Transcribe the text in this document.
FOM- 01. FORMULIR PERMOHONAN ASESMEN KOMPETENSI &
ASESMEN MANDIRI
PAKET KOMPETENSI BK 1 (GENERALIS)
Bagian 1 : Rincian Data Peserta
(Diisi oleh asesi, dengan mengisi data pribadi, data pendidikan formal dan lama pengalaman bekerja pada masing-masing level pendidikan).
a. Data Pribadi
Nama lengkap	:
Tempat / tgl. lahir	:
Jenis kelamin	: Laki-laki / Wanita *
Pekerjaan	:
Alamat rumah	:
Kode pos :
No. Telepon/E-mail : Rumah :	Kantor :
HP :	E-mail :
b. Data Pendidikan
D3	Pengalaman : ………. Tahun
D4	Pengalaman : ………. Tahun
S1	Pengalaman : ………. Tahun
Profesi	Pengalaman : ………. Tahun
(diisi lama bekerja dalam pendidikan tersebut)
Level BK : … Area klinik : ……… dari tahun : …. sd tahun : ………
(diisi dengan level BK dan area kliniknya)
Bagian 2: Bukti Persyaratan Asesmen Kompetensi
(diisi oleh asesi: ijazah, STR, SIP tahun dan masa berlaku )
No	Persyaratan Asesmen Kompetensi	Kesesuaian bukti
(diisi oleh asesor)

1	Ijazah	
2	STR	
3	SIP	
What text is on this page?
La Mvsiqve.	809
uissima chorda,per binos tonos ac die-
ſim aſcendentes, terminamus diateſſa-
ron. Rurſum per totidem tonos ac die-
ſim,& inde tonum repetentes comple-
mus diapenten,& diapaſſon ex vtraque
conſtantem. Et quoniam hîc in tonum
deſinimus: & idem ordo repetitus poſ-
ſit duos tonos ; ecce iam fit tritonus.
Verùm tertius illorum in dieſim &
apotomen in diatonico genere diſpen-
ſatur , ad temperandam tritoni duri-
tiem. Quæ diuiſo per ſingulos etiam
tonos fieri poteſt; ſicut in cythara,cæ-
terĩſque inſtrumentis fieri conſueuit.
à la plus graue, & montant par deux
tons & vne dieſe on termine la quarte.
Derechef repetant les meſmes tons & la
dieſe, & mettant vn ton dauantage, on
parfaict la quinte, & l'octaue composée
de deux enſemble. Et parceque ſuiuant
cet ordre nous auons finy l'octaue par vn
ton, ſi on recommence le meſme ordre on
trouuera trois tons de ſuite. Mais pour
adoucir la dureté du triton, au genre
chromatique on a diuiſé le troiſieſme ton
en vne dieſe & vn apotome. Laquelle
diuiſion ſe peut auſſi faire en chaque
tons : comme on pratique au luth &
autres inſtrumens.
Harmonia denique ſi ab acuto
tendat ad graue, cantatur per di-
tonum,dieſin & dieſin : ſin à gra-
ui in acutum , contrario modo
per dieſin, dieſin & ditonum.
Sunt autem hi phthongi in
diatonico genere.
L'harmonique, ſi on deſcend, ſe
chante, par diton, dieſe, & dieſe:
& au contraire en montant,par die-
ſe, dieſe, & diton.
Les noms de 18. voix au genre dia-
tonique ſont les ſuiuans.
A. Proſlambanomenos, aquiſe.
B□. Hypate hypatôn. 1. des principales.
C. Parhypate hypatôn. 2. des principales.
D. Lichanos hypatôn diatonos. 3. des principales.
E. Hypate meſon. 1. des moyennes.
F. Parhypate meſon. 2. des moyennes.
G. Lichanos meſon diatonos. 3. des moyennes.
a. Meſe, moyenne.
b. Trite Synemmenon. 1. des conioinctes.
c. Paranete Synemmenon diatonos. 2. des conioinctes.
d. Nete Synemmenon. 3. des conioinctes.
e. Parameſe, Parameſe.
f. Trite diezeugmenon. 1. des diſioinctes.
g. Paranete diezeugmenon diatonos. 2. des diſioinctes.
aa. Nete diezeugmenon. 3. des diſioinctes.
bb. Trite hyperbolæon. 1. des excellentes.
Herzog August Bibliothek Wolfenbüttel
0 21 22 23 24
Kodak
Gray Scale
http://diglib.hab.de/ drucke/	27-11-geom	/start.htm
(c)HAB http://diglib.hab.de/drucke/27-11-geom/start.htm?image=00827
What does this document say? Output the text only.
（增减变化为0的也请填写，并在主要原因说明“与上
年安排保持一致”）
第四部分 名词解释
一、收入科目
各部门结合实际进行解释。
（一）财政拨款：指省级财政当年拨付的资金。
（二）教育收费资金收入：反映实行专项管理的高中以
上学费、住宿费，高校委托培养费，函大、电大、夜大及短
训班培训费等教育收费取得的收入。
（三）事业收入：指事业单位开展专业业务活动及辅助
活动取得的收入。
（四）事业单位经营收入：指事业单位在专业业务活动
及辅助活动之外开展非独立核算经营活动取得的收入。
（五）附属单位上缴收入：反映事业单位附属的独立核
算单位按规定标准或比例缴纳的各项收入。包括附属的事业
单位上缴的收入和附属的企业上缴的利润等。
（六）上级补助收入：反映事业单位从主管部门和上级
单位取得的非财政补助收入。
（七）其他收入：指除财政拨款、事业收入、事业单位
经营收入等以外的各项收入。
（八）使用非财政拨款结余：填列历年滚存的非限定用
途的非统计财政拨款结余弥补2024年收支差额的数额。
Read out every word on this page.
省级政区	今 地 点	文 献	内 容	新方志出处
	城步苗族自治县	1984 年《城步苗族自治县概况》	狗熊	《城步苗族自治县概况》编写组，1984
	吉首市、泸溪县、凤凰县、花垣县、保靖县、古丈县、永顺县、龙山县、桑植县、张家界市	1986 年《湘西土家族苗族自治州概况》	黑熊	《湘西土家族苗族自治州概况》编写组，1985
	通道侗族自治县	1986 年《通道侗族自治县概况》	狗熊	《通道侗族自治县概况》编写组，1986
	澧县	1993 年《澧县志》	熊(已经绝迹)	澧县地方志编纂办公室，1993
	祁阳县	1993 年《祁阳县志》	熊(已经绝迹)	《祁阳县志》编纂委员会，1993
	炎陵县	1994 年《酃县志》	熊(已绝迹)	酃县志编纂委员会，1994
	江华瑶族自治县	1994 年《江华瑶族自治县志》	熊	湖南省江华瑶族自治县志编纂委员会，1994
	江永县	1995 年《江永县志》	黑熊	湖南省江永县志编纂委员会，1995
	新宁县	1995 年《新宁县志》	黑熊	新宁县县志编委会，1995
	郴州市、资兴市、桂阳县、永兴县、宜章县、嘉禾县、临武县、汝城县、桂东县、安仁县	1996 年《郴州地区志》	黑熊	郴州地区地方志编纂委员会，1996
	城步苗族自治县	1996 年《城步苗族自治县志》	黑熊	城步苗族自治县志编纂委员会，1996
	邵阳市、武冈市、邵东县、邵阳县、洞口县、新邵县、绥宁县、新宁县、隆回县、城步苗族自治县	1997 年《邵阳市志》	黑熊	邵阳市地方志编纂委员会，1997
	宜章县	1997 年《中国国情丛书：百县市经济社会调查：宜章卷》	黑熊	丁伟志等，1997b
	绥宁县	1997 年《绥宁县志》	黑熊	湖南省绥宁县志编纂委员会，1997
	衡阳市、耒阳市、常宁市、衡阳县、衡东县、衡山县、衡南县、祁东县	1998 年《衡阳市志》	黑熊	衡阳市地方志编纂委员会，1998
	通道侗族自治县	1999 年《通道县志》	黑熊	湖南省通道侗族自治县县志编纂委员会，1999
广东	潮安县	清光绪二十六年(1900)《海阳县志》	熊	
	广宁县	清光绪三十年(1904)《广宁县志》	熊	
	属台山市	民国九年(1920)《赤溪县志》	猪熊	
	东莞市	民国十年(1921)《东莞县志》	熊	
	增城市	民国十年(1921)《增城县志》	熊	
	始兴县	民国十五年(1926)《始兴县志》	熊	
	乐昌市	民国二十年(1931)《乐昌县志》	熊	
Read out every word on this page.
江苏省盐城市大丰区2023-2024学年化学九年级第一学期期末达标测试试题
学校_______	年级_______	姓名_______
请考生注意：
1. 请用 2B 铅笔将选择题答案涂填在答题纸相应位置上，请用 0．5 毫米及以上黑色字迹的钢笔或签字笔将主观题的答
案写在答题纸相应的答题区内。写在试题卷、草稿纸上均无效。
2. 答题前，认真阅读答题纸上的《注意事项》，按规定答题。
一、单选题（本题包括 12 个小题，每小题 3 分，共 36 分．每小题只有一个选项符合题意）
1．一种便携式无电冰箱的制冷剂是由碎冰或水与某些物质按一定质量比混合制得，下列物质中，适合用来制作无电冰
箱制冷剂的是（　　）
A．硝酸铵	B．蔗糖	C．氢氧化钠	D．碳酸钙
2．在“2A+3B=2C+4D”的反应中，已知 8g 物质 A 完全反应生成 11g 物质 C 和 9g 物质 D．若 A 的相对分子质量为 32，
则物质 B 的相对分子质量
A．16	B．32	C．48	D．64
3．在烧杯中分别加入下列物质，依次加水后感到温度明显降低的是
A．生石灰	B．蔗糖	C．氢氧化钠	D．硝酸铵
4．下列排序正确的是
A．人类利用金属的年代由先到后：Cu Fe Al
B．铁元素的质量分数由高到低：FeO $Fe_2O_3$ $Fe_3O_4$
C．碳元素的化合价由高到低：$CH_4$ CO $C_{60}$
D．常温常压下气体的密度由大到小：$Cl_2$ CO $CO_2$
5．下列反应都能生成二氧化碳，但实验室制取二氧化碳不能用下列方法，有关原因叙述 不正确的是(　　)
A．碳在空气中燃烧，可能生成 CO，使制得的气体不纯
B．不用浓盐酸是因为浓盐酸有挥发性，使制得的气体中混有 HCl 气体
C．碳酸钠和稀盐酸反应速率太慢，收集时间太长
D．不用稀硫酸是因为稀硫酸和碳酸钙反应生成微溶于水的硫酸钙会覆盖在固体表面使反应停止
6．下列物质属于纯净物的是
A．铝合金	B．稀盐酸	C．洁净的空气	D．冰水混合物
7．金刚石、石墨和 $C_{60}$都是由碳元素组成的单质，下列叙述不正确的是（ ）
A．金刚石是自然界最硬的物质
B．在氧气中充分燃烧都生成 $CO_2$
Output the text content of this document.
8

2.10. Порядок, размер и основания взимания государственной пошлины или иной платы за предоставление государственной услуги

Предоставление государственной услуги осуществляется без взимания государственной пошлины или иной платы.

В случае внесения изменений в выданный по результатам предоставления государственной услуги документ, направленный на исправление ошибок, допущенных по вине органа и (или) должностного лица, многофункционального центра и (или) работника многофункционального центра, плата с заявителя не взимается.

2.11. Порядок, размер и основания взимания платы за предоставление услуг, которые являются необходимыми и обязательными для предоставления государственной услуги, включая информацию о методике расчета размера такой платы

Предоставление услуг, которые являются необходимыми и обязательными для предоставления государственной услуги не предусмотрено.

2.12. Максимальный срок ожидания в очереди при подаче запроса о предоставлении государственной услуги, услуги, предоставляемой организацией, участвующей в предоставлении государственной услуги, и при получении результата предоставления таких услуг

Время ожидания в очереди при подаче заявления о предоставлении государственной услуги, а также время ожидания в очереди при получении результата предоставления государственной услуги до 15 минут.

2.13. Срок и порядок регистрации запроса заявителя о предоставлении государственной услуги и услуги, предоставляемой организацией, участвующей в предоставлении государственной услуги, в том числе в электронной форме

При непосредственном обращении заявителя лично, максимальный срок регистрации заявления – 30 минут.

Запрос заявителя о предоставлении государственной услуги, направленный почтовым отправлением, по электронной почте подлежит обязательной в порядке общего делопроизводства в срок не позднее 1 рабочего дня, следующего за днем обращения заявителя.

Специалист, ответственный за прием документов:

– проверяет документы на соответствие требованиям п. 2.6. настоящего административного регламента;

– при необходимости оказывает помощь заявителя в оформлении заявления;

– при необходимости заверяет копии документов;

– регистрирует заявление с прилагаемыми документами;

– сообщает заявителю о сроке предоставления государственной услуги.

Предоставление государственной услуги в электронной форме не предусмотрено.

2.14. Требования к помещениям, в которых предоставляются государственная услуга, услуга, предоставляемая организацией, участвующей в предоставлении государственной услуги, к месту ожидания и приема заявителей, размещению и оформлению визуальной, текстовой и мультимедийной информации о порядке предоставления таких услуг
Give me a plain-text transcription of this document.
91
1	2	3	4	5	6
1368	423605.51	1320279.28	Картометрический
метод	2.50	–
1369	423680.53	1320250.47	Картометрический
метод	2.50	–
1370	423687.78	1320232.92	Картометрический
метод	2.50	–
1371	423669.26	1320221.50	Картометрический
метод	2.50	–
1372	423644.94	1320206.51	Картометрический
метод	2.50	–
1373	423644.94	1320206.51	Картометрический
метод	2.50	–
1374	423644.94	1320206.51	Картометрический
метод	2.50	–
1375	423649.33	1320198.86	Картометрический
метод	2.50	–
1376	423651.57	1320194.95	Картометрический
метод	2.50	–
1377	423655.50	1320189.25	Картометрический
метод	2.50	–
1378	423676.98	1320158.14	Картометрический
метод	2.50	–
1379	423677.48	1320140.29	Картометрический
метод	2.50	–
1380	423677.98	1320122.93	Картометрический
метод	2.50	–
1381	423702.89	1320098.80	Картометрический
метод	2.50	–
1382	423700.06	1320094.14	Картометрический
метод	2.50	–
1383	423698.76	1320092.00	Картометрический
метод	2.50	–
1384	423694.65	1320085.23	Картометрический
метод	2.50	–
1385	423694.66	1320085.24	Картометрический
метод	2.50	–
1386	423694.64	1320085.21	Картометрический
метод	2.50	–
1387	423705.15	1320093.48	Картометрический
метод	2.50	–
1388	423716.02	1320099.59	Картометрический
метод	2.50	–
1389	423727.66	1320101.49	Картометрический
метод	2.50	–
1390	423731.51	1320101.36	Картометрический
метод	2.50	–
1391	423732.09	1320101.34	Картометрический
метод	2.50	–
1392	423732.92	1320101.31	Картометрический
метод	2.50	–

****************

STATED GOAL:
Show the lines where the word "事业收入" appears in the entries.

TASK SOLUTION:
（三）事业收入：指事业单位开展专业业务活动及辅助
（七）其他收入：指除财政拨款、事业收入、事业单位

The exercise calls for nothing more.